• _Exercise_
Lines that include the word "planted" are the ones to copy.

▬▬▬▬▬▬▬▬▬▬

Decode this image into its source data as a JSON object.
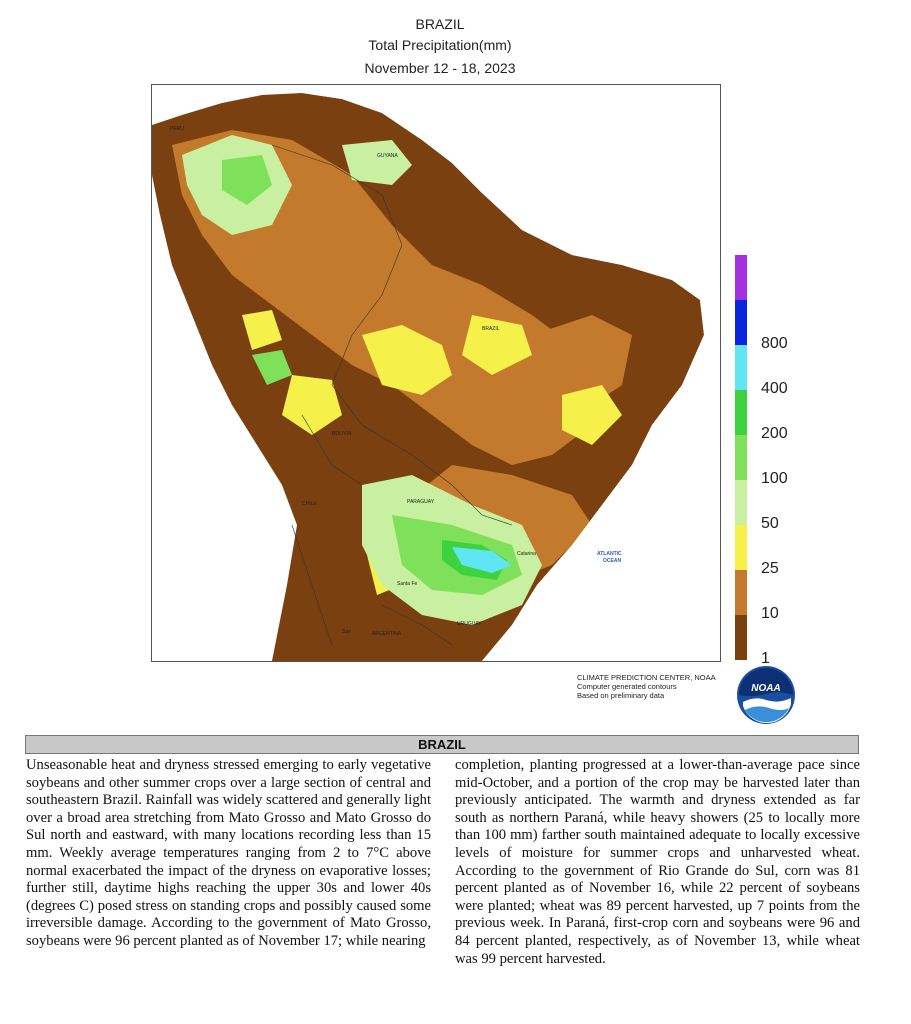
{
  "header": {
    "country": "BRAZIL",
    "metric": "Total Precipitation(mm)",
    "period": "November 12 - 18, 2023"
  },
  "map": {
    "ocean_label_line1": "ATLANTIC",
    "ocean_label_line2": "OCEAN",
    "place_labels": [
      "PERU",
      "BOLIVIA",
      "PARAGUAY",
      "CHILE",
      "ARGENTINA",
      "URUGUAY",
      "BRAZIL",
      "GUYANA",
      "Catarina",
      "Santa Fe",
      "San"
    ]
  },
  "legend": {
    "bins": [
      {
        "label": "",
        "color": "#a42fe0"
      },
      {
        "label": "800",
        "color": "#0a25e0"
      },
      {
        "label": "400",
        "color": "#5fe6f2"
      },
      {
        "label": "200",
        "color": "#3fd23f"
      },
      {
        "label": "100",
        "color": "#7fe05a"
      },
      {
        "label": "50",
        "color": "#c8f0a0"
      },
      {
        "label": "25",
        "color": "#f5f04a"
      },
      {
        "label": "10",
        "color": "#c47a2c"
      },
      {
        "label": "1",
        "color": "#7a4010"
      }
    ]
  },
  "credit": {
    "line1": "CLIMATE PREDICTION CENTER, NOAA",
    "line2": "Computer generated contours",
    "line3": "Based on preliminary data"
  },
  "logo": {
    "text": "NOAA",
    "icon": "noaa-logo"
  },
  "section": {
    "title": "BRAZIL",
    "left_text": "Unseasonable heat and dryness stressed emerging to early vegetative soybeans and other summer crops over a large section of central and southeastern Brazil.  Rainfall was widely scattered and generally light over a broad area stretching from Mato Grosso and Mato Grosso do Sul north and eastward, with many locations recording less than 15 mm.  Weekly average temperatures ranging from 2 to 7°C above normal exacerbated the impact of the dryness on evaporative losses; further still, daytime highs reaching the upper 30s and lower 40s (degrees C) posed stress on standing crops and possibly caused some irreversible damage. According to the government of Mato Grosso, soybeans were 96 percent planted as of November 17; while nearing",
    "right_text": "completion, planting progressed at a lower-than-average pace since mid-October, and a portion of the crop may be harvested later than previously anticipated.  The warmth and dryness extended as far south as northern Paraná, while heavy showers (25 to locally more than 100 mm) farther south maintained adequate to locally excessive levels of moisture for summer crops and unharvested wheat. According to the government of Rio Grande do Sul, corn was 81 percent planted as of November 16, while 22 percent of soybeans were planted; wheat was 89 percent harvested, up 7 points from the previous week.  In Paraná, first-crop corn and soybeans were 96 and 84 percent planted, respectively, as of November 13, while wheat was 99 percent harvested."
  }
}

▬▬▬▬▬▬▬▬▬▬

• _Exercise solution_
    "left_text": "Unseasonable heat and dryness stressed emerging to early vegetative soybeans and other summer crops over a large section of central and southeastern Brazil.  Rainfall was widely scattered and generally light over a broad area stretching from Mato Grosso and Mato Grosso do Sul north and eastward, with many locations recording less than 15 mm.  Weekly average temperatures ranging from 2 to 7°C above normal exacerbated the impact of the dryness on evaporative losses; further still, daytime highs reaching the upper 30s and lower 40s (degrees C) posed stress on standing crops and possibly caused some irreversible damage. According to the government of Mato Grosso, soybeans were 96 percent planted as of November 17; while nearing",
    "right_text": "completion, planting progressed at a lower-than-average pace since mid-October, and a portion of the crop may be harvested later than previously anticipated.  The warmth and dryness extended as far south as northern Paraná, while heavy showers (25 to locally more than 100 mm) farther south maintained adequate to locally excessive levels of moisture for summer crops and unharvested wheat. According to the government of Rio Grande do Sul, corn was 81 percent planted as of November 16, while 22 percent of soybeans were planted; wheat was 89 percent harvested, up 7 points from the previous week.  In Paraná, first-crop corn and soybeans were 96 and 84 percent planted, respectively, as of November 13, while wheat was 99 percent harvested."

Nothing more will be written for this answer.